TASK - The entries below should be given again exactly, minus their pictures.
>> begin DATA FOR THIS TASK
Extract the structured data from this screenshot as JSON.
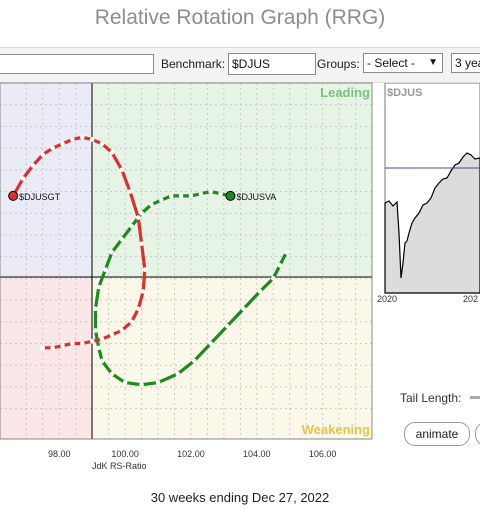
{
  "app": {
    "title": "Relative Rotation Graph (RRG)"
  },
  "toolbar": {
    "symbols_value": "",
    "benchmark_label": "Benchmark:",
    "benchmark_value": "$DJUS",
    "groups_label": "Groups:",
    "groups_value": "- Select -",
    "period_value": "3 yea"
  },
  "quadrants": {
    "leading": "Leading",
    "weakening": "Weakening"
  },
  "colors": {
    "leading_bg": "#e6f4e6",
    "weakening_bg": "#fbf8ea",
    "lagging_bg": "#fbe6e8",
    "improving_bg": "#ebebf7",
    "leading_text": "#7fbf7f",
    "weakening_text": "#e8c44a",
    "green_tail": "#1e8a1e",
    "red_tail": "#d93030"
  },
  "chart_data": {
    "type": "scatter",
    "xlabel": "JdK RS-Ratio",
    "x_ticks": [
      "98.00",
      "100.00",
      "102.00",
      "104.00",
      "106.00"
    ],
    "xlim": [
      96.2,
      107.5
    ],
    "ylim": [
      96.3,
      104.5
    ],
    "series": [
      {
        "name": "$DJUSVA",
        "color": "#1e8a1e",
        "x": [
          103.2,
          102.9,
          102.6,
          102.3,
          102.0,
          101.7,
          101.4,
          101.1,
          100.8,
          100.5,
          100.2,
          99.9,
          99.6,
          99.4,
          99.2,
          99.1,
          99.1,
          99.2,
          99.3,
          99.6,
          100.0,
          100.5,
          101.0,
          101.6,
          102.1,
          102.6,
          103.1,
          103.6,
          104.1,
          104.5,
          104.7,
          104.9
        ],
        "y": [
          101.9,
          101.95,
          102.0,
          101.95,
          101.9,
          101.9,
          101.9,
          101.8,
          101.7,
          101.5,
          101.2,
          100.9,
          100.6,
          100.2,
          99.8,
          99.3,
          98.8,
          98.4,
          98.1,
          97.8,
          97.6,
          97.55,
          97.6,
          97.8,
          98.1,
          98.5,
          98.9,
          99.3,
          99.7,
          100.0,
          100.3,
          100.6
        ]
      },
      {
        "name": "$DJUSGT",
        "color": "#d93030",
        "x": [
          96.6,
          96.9,
          97.2,
          97.5,
          97.8,
          98.1,
          98.4,
          98.7,
          99.0,
          99.3,
          99.6,
          99.9,
          100.15,
          100.4,
          100.5,
          100.6,
          100.55,
          100.4,
          100.2,
          99.9,
          99.6,
          99.3,
          99.0,
          98.7,
          98.4,
          98.1,
          97.8,
          97.5
        ],
        "y": [
          101.9,
          102.3,
          102.6,
          102.85,
          103.0,
          103.1,
          103.2,
          103.25,
          103.2,
          103.1,
          102.9,
          102.5,
          102.0,
          101.4,
          100.8,
          100.2,
          99.7,
          99.3,
          99.0,
          98.8,
          98.7,
          98.6,
          98.55,
          98.5,
          98.5,
          98.45,
          98.4,
          98.4
        ]
      }
    ],
    "labels": [
      "$DJUSVA",
      "$DJUSGT"
    ]
  },
  "mini_chart": {
    "title": "$DJUS",
    "x_ticks": [
      "2020",
      "202"
    ]
  },
  "controls": {
    "tail_length_label": "Tail Length:",
    "animate_label": "animate"
  },
  "footer": {
    "caption": "30 weeks ending Dec 27, 2022"
  }
}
>> end DATA FOR THIS TASK
EXERCISE OUTPUT -
Extract the structured data from this screenshot as JSON.
{
  "app": {
    "title": "Relative Rotation Graph (RRG)"
  },
  "toolbar": {
    "symbols_value": "",
    "benchmark_label": "Benchmark:",
    "benchmark_value": "$DJUS",
    "groups_label": "Groups:",
    "groups_value": "- Select -",
    "period_value": "3 yea"
  },
  "quadrants": {
    "leading": "Leading",
    "weakening": "Weakening"
  },
  "colors": {
    "leading_bg": "#e6f4e6",
    "weakening_bg": "#fbf8ea",
    "lagging_bg": "#fbe6e8",
    "improving_bg": "#ebebf7",
    "leading_text": "#7fbf7f",
    "weakening_text": "#e8c44a",
    "green_tail": "#1e8a1e",
    "red_tail": "#d93030"
  },
  "chart_data": {
    "type": "scatter",
    "xlabel": "JdK RS-Ratio",
    "x_ticks": [
      "98.00",
      "100.00",
      "102.00",
      "104.00",
      "106.00"
    ],
    "xlim": [
      96.2,
      107.5
    ],
    "ylim": [
      96.3,
      104.5
    ],
    "series": [
      {
        "name": "$DJUSVA",
        "color": "#1e8a1e",
        "x": [
          103.2,
          102.9,
          102.6,
          102.3,
          102.0,
          101.7,
          101.4,
          101.1,
          100.8,
          100.5,
          100.2,
          99.9,
          99.6,
          99.4,
          99.2,
          99.1,
          99.1,
          99.2,
          99.3,
          99.6,
          100.0,
          100.5,
          101.0,
          101.6,
          102.1,
          102.6,
          103.1,
          103.6,
          104.1,
          104.5,
          104.7,
          104.9
        ],
        "y": [
          101.9,
          101.95,
          102.0,
          101.95,
          101.9,
          101.9,
          101.9,
          101.8,
          101.7,
          101.5,
          101.2,
          100.9,
          100.6,
          100.2,
          99.8,
          99.3,
          98.8,
          98.4,
          98.1,
          97.8,
          97.6,
          97.55,
          97.6,
          97.8,
          98.1,
          98.5,
          98.9,
          99.3,
          99.7,
          100.0,
          100.3,
          100.6
        ]
      },
      {
        "name": "$DJUSGT",
        "color": "#d93030",
        "x": [
          96.6,
          96.9,
          97.2,
          97.5,
          97.8,
          98.1,
          98.4,
          98.7,
          99.0,
          99.3,
          99.6,
          99.9,
          100.15,
          100.4,
          100.5,
          100.6,
          100.55,
          100.4,
          100.2,
          99.9,
          99.6,
          99.3,
          99.0,
          98.7,
          98.4,
          98.1,
          97.8,
          97.5
        ],
        "y": [
          101.9,
          102.3,
          102.6,
          102.85,
          103.0,
          103.1,
          103.2,
          103.25,
          103.2,
          103.1,
          102.9,
          102.5,
          102.0,
          101.4,
          100.8,
          100.2,
          99.7,
          99.3,
          99.0,
          98.8,
          98.7,
          98.6,
          98.55,
          98.5,
          98.5,
          98.45,
          98.4,
          98.4
        ]
      }
    ],
    "labels": [
      "$DJUSVA",
      "$DJUSGT"
    ]
  },
  "mini_chart": {
    "title": "$DJUS",
    "x_ticks": [
      "2020",
      "202"
    ]
  },
  "controls": {
    "tail_length_label": "Tail Length:",
    "animate_label": "animate"
  },
  "footer": {
    "caption": "30 weeks ending Dec 27, 2022"
  }
}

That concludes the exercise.